■ PROBLEM TO SOLVE ■
Retype the material word for word.

══ SOURCE MATERIAL ══

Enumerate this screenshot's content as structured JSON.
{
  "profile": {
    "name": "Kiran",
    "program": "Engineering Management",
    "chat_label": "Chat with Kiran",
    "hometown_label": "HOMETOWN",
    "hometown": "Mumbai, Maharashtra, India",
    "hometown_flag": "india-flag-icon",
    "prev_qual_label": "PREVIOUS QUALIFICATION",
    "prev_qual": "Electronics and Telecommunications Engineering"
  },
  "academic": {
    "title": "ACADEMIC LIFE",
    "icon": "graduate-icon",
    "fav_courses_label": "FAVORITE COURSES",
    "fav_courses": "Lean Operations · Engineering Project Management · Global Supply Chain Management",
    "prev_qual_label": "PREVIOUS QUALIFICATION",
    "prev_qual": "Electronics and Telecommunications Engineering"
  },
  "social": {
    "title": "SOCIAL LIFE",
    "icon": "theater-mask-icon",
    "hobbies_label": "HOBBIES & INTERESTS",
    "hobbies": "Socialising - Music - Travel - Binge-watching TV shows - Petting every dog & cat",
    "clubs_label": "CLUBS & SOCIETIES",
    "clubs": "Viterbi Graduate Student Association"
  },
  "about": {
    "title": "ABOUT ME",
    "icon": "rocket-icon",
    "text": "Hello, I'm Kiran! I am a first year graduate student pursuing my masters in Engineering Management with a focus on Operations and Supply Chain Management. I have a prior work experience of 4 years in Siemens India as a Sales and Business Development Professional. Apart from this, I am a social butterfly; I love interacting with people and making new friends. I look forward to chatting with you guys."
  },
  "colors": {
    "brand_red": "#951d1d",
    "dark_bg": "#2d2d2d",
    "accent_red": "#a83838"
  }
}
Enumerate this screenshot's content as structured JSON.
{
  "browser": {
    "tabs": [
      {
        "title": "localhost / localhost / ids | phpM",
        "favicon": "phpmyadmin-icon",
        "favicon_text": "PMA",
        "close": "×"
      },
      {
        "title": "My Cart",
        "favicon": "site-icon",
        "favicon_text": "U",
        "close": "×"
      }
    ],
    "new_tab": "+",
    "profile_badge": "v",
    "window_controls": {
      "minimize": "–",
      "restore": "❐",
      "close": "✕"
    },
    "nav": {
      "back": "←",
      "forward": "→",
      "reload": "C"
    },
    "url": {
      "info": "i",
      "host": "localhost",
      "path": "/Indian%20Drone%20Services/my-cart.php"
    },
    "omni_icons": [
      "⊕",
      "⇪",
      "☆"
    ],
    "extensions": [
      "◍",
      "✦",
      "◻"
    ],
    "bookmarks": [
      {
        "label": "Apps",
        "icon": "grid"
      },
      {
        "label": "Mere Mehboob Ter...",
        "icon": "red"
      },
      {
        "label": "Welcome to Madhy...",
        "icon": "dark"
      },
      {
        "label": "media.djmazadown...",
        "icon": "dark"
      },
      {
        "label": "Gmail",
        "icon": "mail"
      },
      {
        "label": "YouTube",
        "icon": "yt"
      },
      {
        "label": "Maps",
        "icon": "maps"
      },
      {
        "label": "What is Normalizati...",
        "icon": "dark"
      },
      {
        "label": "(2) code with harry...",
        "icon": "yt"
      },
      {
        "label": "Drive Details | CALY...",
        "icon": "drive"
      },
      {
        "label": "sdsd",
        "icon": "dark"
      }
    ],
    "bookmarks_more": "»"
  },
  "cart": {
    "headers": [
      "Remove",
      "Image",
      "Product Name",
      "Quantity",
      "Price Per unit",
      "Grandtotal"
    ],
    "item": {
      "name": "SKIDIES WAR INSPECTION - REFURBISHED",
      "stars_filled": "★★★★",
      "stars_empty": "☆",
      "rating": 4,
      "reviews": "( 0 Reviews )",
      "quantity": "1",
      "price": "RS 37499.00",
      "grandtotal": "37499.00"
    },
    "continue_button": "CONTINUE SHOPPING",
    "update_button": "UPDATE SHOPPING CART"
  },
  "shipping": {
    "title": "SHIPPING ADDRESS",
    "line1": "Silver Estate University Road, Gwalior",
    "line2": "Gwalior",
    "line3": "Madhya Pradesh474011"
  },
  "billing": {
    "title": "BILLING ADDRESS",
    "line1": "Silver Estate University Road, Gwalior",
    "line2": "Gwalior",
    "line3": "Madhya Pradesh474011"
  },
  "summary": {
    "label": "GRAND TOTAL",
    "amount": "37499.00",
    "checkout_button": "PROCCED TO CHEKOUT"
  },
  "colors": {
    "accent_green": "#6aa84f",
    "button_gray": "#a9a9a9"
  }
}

═══

■ RESULT ■
Enumerate this screenshot's content as structured JSON.
{
  "profile": {
    "name": "Kiran",
    "program": "Engineering Management",
    "chat_label": "Chat with Kiran",
    "hometown_label": "HOMETOWN",
    "hometown": "Mumbai, Maharashtra, India",
    "hometown_flag": "india-flag-icon",
    "prev_qual_label": "PREVIOUS QUALIFICATION",
    "prev_qual": "Electronics and Telecommunications Engineering"
  },
  "academic": {
    "title": "ACADEMIC LIFE",
    "icon": "graduate-icon",
    "fav_courses_label": "FAVORITE COURSES",
    "fav_courses": "Lean Operations · Engineering Project Management · Global Supply Chain Management",
    "prev_qual_label": "PREVIOUS QUALIFICATION",
    "prev_qual": "Electronics and Telecommunications Engineering"
  },
  "social": {
    "title": "SOCIAL LIFE",
    "icon": "theater-mask-icon",
    "hobbies_label": "HOBBIES & INTERESTS",
    "hobbies": "Socialising - Music - Travel - Binge-watching TV shows - Petting every dog & cat",
    "clubs_label": "CLUBS & SOCIETIES",
    "clubs": "Viterbi Graduate Student Association"
  },
  "about": {
    "title": "ABOUT ME",
    "icon": "rocket-icon",
    "text": "Hello, I'm Kiran! I am a first year graduate student pursuing my masters in Engineering Management with a focus on Operations and Supply Chain Management. I have a prior work experience of 4 years in Siemens India as a Sales and Business Development Professional. Apart from this, I am a social butterfly; I love interacting with people and making new friends. I look forward to chatting with you guys."
  },
  "colors": {
    "brand_red": "#951d1d",
    "dark_bg": "#2d2d2d",
    "accent_red": "#a83838"
  }
}
Enumerate this screenshot's content as structured JSON.
{
  "browser": {
    "tabs": [
      {
        "title": "localhost / localhost / ids | phpM",
        "favicon": "phpmyadmin-icon",
        "favicon_text": "PMA",
        "close": "×"
      },
      {
        "title": "My Cart",
        "favicon": "site-icon",
        "favicon_text": "U",
        "close": "×"
      }
    ],
    "new_tab": "+",
    "profile_badge": "v",
    "window_controls": {
      "minimize": "–",
      "restore": "❐",
      "close": "✕"
    },
    "nav": {
      "back": "←",
      "forward": "→",
      "reload": "C"
    },
    "url": {
      "info": "i",
      "host": "localhost",
      "path": "/Indian%20Drone%20Services/my-cart.php"
    },
    "omni_icons": [
      "⊕",
      "⇪",
      "☆"
    ],
    "extensions": [
      "◍",
      "✦",
      "◻"
    ],
    "bookmarks": [
      {
        "label": "Apps",
        "icon": "grid"
      },
      {
        "label": "Mere Mehboob Ter...",
        "icon": "red"
      },
      {
        "label": "Welcome to Madhy...",
        "icon": "dark"
      },
      {
        "label": "media.djmazadown...",
        "icon": "dark"
      },
      {
        "label": "Gmail",
        "icon": "mail"
      },
      {
        "label": "YouTube",
        "icon": "yt"
      },
      {
        "label": "Maps",
        "icon": "maps"
      },
      {
        "label": "What is Normalizati...",
        "icon": "dark"
      },
      {
        "label": "(2) code with harry...",
        "icon": "yt"
      },
      {
        "label": "Drive Details | CALY...",
        "icon": "drive"
      },
      {
        "label": "sdsd",
        "icon": "dark"
      }
    ],
    "bookmarks_more": "»"
  },
  "cart": {
    "headers": [
      "Remove",
      "Image",
      "Product Name",
      "Quantity",
      "Price Per unit",
      "Grandtotal"
    ],
    "item": {
      "name": "SKIDIES WAR INSPECTION - REFURBISHED",
      "stars_filled": "★★★★",
      "stars_empty": "☆",
      "rating": 4,
      "reviews": "( 0 Reviews )",
      "quantity": "1",
      "price": "RS 37499.00",
      "grandtotal": "37499.00"
    },
    "continue_button": "CONTINUE SHOPPING",
    "update_button": "UPDATE SHOPPING CART"
  },
  "shipping": {
    "title": "SHIPPING ADDRESS",
    "line1": "Silver Estate University Road, Gwalior",
    "line2": "Gwalior",
    "line3": "Madhya Pradesh474011"
  },
  "billing": {
    "title": "BILLING ADDRESS",
    "line1": "Silver Estate University Road, Gwalior",
    "line2": "Gwalior",
    "line3": "Madhya Pradesh474011"
  },
  "summary": {
    "label": "GRAND TOTAL",
    "amount": "37499.00",
    "checkout_button": "PROCCED TO CHEKOUT"
  },
  "colors": {
    "accent_green": "#6aa84f",
    "button_gray": "#a9a9a9"
  }
}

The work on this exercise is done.